Task to carry out
Repeat each line exactly, leaving nothing out.

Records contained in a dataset
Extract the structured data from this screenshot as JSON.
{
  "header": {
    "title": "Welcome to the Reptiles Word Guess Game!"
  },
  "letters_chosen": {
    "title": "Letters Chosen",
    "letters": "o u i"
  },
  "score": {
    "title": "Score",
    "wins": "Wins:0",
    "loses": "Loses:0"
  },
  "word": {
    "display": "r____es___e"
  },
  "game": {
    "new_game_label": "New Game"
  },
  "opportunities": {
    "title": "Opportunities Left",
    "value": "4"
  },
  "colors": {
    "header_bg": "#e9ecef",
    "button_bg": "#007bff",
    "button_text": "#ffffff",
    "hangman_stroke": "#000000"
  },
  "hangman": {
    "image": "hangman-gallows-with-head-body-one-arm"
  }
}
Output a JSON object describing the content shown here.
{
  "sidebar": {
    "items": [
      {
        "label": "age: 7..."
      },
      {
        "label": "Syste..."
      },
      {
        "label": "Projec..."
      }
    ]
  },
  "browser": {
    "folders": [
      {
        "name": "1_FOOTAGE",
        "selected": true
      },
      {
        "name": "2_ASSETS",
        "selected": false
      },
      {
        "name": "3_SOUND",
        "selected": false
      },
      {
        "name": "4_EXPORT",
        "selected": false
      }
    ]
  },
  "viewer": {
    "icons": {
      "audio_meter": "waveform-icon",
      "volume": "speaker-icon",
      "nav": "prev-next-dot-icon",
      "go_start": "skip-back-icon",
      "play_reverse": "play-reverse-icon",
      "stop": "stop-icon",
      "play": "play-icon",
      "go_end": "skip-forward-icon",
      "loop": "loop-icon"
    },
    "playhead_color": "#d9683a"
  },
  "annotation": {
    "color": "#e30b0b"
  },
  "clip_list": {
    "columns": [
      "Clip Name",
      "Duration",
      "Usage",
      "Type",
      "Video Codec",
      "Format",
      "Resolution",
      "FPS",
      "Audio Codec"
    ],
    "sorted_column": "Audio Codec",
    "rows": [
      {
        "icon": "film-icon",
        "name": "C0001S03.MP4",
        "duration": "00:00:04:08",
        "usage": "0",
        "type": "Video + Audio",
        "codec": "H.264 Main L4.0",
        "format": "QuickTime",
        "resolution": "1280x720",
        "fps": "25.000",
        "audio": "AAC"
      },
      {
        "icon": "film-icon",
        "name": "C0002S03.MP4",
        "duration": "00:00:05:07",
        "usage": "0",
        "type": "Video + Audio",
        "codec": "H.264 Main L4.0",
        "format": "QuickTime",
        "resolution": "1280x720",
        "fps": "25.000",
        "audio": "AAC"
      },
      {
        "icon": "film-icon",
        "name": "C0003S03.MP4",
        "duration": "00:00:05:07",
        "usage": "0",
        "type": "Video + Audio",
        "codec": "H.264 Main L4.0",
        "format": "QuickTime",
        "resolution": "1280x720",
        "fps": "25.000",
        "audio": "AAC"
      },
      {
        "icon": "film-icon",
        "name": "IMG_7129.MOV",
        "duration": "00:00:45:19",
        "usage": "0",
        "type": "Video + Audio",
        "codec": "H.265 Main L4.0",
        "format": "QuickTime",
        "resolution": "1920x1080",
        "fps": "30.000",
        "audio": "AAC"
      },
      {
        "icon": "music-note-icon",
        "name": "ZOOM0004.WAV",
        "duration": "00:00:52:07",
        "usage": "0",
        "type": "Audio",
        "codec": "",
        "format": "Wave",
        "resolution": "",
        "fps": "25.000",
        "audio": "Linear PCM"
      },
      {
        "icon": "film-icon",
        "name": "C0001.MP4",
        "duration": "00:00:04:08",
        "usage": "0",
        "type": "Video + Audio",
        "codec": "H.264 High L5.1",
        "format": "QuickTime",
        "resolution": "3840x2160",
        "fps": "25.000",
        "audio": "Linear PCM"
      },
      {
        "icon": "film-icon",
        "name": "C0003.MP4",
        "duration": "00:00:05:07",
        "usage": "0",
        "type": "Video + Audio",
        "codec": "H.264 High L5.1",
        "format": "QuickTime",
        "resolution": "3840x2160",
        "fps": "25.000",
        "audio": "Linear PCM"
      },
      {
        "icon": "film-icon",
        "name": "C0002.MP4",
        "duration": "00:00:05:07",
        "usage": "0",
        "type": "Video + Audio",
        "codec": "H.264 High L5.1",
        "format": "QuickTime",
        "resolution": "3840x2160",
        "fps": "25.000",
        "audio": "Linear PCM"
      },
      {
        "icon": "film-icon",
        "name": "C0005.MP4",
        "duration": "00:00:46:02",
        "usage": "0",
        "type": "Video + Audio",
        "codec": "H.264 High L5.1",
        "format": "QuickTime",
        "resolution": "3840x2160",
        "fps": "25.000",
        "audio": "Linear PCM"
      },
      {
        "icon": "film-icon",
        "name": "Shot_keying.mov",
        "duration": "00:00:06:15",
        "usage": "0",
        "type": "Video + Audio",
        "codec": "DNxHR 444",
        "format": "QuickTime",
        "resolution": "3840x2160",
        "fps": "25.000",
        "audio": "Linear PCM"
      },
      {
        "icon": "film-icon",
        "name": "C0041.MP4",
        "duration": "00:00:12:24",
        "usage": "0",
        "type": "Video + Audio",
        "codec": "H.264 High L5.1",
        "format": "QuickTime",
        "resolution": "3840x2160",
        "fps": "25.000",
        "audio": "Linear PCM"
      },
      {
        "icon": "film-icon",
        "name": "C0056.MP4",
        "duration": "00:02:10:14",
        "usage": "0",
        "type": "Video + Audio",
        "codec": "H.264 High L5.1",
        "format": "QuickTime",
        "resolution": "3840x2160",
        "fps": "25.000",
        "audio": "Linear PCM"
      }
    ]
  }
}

Exercise answer
Extract the structured data from this screenshot as JSON.
{
  "header": {
    "title": "Welcome to the Reptiles Word Guess Game!"
  },
  "letters_chosen": {
    "title": "Letters Chosen",
    "letters": "o u i"
  },
  "score": {
    "title": "Score",
    "wins": "Wins:0",
    "loses": "Loses:0"
  },
  "word": {
    "display": "r____es___e"
  },
  "game": {
    "new_game_label": "New Game"
  },
  "opportunities": {
    "title": "Opportunities Left",
    "value": "4"
  },
  "colors": {
    "header_bg": "#e9ecef",
    "button_bg": "#007bff",
    "button_text": "#ffffff",
    "hangman_stroke": "#000000"
  },
  "hangman": {
    "image": "hangman-gallows-with-head-body-one-arm"
  }
}
Output a JSON object describing the content shown here.
{
  "sidebar": {
    "items": [
      {
        "label": "age: 7..."
      },
      {
        "label": "Syste..."
      },
      {
        "label": "Projec..."
      }
    ]
  },
  "browser": {
    "folders": [
      {
        "name": "1_FOOTAGE",
        "selected": true
      },
      {
        "name": "2_ASSETS",
        "selected": false
      },
      {
        "name": "3_SOUND",
        "selected": false
      },
      {
        "name": "4_EXPORT",
        "selected": false
      }
    ]
  },
  "viewer": {
    "icons": {
      "audio_meter": "waveform-icon",
      "volume": "speaker-icon",
      "nav": "prev-next-dot-icon",
      "go_start": "skip-back-icon",
      "play_reverse": "play-reverse-icon",
      "stop": "stop-icon",
      "play": "play-icon",
      "go_end": "skip-forward-icon",
      "loop": "loop-icon"
    },
    "playhead_color": "#d9683a"
  },
  "annotation": {
    "color": "#e30b0b"
  },
  "clip_list": {
    "columns": [
      "Clip Name",
      "Duration",
      "Usage",
      "Type",
      "Video Codec",
      "Format",
      "Resolution",
      "FPS",
      "Audio Codec"
    ],
    "sorted_column": "Audio Codec",
    "rows": [
      {
        "icon": "film-icon",
        "name": "C0001S03.MP4",
        "duration": "00:00:04:08",
        "usage": "0",
        "type": "Video + Audio",
        "codec": "H.264 Main L4.0",
        "format": "QuickTime",
        "resolution": "1280x720",
        "fps": "25.000",
        "audio": "AAC"
      },
      {
        "icon": "film-icon",
        "name": "C0002S03.MP4",
        "duration": "00:00:05:07",
        "usage": "0",
        "type": "Video + Audio",
        "codec": "H.264 Main L4.0",
        "format": "QuickTime",
        "resolution": "1280x720",
        "fps": "25.000",
        "audio": "AAC"
      },
      {
        "icon": "film-icon",
        "name": "C0003S03.MP4",
        "duration": "00:00:05:07",
        "usage": "0",
        "type": "Video + Audio",
        "codec": "H.264 Main L4.0",
        "format": "QuickTime",
        "resolution": "1280x720",
        "fps": "25.000",
        "audio": "AAC"
      },
      {
        "icon": "film-icon",
        "name": "IMG_7129.MOV",
        "duration": "00:00:45:19",
        "usage": "0",
        "type": "Video + Audio",
        "codec": "H.265 Main L4.0",
        "format": "QuickTime",
        "resolution": "1920x1080",
        "fps": "30.000",
        "audio": "AAC"
      },
      {
        "icon": "music-note-icon",
        "name": "ZOOM0004.WAV",
        "duration": "00:00:52:07",
        "usage": "0",
        "type": "Audio",
        "codec": "",
        "format": "Wave",
        "resolution": "",
        "fps": "25.000",
        "audio": "Linear PCM"
      },
      {
        "icon": "film-icon",
        "name": "C0001.MP4",
        "duration": "00:00:04:08",
        "usage": "0",
        "type": "Video + Audio",
        "codec": "H.264 High L5.1",
        "format": "QuickTime",
        "resolution": "3840x2160",
        "fps": "25.000",
        "audio": "Linear PCM"
      },
      {
        "icon": "film-icon",
        "name": "C0003.MP4",
        "duration": "00:00:05:07",
        "usage": "0",
        "type": "Video + Audio",
        "codec": "H.264 High L5.1",
        "format": "QuickTime",
        "resolution": "3840x2160",
        "fps": "25.000",
        "audio": "Linear PCM"
      },
      {
        "icon": "film-icon",
        "name": "C0002.MP4",
        "duration": "00:00:05:07",
        "usage": "0",
        "type": "Video + Audio",
        "codec": "H.264 High L5.1",
        "format": "QuickTime",
        "resolution": "3840x2160",
        "fps": "25.000",
        "audio": "Linear PCM"
      },
      {
        "icon": "film-icon",
        "name": "C0005.MP4",
        "duration": "00:00:46:02",
        "usage": "0",
        "type": "Video + Audio",
        "codec": "H.264 High L5.1",
        "format": "QuickTime",
        "resolution": "3840x2160",
        "fps": "25.000",
        "audio": "Linear PCM"
      },
      {
        "icon": "film-icon",
        "name": "Shot_keying.mov",
        "duration": "00:00:06:15",
        "usage": "0",
        "type": "Video + Audio",
        "codec": "DNxHR 444",
        "format": "QuickTime",
        "resolution": "3840x2160",
        "fps": "25.000",
        "audio": "Linear PCM"
      },
      {
        "icon": "film-icon",
        "name": "C0041.MP4",
        "duration": "00:00:12:24",
        "usage": "0",
        "type": "Video + Audio",
        "codec": "H.264 High L5.1",
        "format": "QuickTime",
        "resolution": "3840x2160",
        "fps": "25.000",
        "audio": "Linear PCM"
      },
      {
        "icon": "film-icon",
        "name": "C0056.MP4",
        "duration": "00:02:10:14",
        "usage": "0",
        "type": "Video + Audio",
        "codec": "H.264 High L5.1",
        "format": "QuickTime",
        "resolution": "3840x2160",
        "fps": "25.000",
        "audio": "Linear PCM"
      }
    ]
  }
}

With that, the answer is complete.